### EXCERPT PROVIDED:
——————————

On a more personal note, yesterday we announced my planned retirement and the planned promotion of Steve Mueller to CEO. We are extremely fortunate to have Steve and our strong management team to guide Southwestern Energy into the future. Being here at Southwestern Energy has been a fabulous experience for me over the past 12 years, and I've been so fortunate to be a part of this value creation story.
I'd now like to turn the teleconference over to Steve for more details on our E&P and midstream activities, and then to Greg for an update on our financial results. Then we will be available for questions.
Steve Mueller - President
Thank you Harold. I want to personally thank you for your mentorship to me for so many years, and for your leadership here at Southwestern energy the past 12 years. As anyone who has met you knows, you are the right person doing the right things, and all of us at Southwestern look forward to your continued leadership in the future.
Now let me get back on script and talk about 2008. In 2008 our gas and oil production totaled almost 195 Bcfe, up 71% from 2007 primarily as a result of increased production from our Fayetteville shale play where our production was 135 Bcf in 2008. This is more than double the 53.5 Bcf we produced from the shale in 2007. We produced 31.6 Bcfe from East Texas and 24.4 Bcf from our traditional Arkoma Basin area in 2008. Production from both of these areas was also higher than in 2007. Up from 29.9 Bcf in East Texas and 23.8 Bcf in the Arkoma Basin. We produced an additional 4.1 Bcf in 2008 from our other areas combined including from our Gulf Coast and Permian Basin properties we sold during the year.
In 2008 we increased our year-end proved reserves by 51% to 2.2 Tcfe. The 2.2 Tcf or proved reserves were located approximately 71% in the Fayetteville Shale, 16% in East Texas, and 13% in the conventional Arkoma Basin. In 2008 we added 920 Bcf of proved reserves and had net upward revisions of 98 Bcfe. Both the additions and the revisions were primarily driven by the performance of wells in our Fayetteville play.
During 2008 we sold all of our remaining assets in the Gulf coast and Permian Basin areas, and approximately 55,600 acres in our Fayetteville Shale play. In aggregate, these divestitures of proved reserves of approximately 90 Bcfe. Including both our additions and revisions, we replaced 523% over 2008 production at a F&D cost of $1.53 per Mcfe. Excluding revisions, we replaced 473% of our 2008 production at a finding and developing cost that was $1.70 per Mcfe. Proved developed reserves accounted for approximately 62% of our total reserves at year-end 2008.

——————————

### DATA SEGMENT:
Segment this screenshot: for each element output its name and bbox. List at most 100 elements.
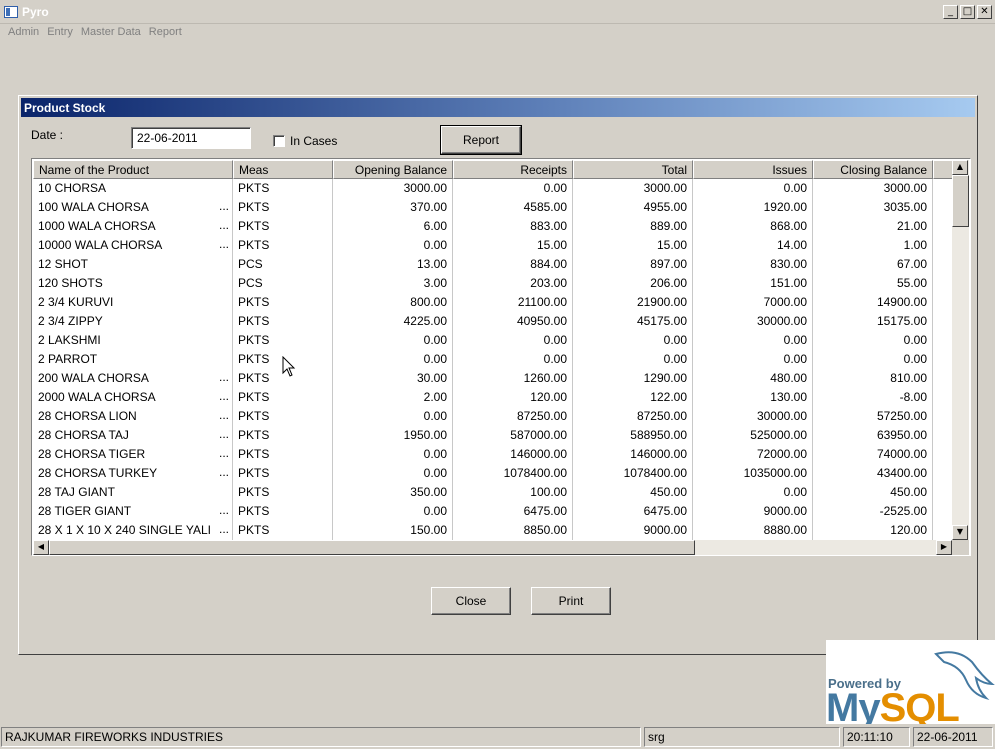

——————————

### TASK DIRECTIONS:
Please continue the Southwestern Energy earnings call transcript above, picking up right after its final sentence.

### RESPONSE BELOW:
In 2008, we invested a total of $1.6 billion in our E&P business and participated in drilling 750 wells, 479 of those were successful, 11 were dry, and 260 were in progress at year end. Of the $1.6 billion invested, approximately 81% or $1.3 billion, was in exploratory and development drilling and workovers, $83 million for leasehold acquisitions, $66 million for seismic expenditures, and $118 million in capitalized interest and expenses and other technology related expenditures.
Moving on to the Fayetteville play, gross production from our operated wells in the Fayetteville Shale play increased from approximately 325 million cubic feet per day at the beginning of 2008 to approximately 720 million cubic feet per day at year end to its current level of approximately 750 million cubic feet per day. We estimate that our 2009 production from the Fayetteville Shale will range between 229 and 232 Bcf, up approximately 70% from 2008. We invested approximately $1.2billion in our Fayetteville Shale drilling program during 2008, added 984 Bcf of new reserves at an F&D cost of $1.21 per Mcf. This includes upward revisions of approximately 159 Bcfe due primarily to the improved well performance. The finding and development costs excluding those revisions was $1.44 per Mcf.
Total proved net gas reserves booked in the Fayetteville Shale at year-end 2008 was 1.5 Tcf compared to 716 Bcf of reserves booked at the end of 2007. The average gross proved reserves for each of the proved undeveloped wells is approximately 1.9 Bcf, up from 1.5 per well at the end of 2007. A gross proved reserves for wells that were placed on production in the second half of 2008 averaged 2.2 Bcf per well.
During 2008 we continued to improve our drilling practices in the Fayetteville Shale. Our horizontal wells had a completed average well cost of $3 million per well, average horizontal length of just over 3,600 feet and average time to drill to total depth of 14 days from re-entry to re-entry. This compares to an average completed well cost of $2.9 million per well, average horizontal lateral length of 2,650 feet, and average time to drill to total depth of 17 days during 2007. Our initial producing rates also continued to improve, as wells placed on production during 2008 averaged initial production rates of nearly 2.8 million cubic feet per day compared to average initial rate of approximately 1.7 million cubic feet per day in 2007.
During the fourth quarter of 2008, our horizontal wells had an average completed cost of $3.1 million per well, average horizontal lateral length of 3,850 feet, and average time to drill to total depth to drill wells of 13 days. This compares to an average completed well cost of $3 million per well, average horizontal lateral length of 3,736 feet, and average time to drill to total depth of 12 days in the third quarter of 2008.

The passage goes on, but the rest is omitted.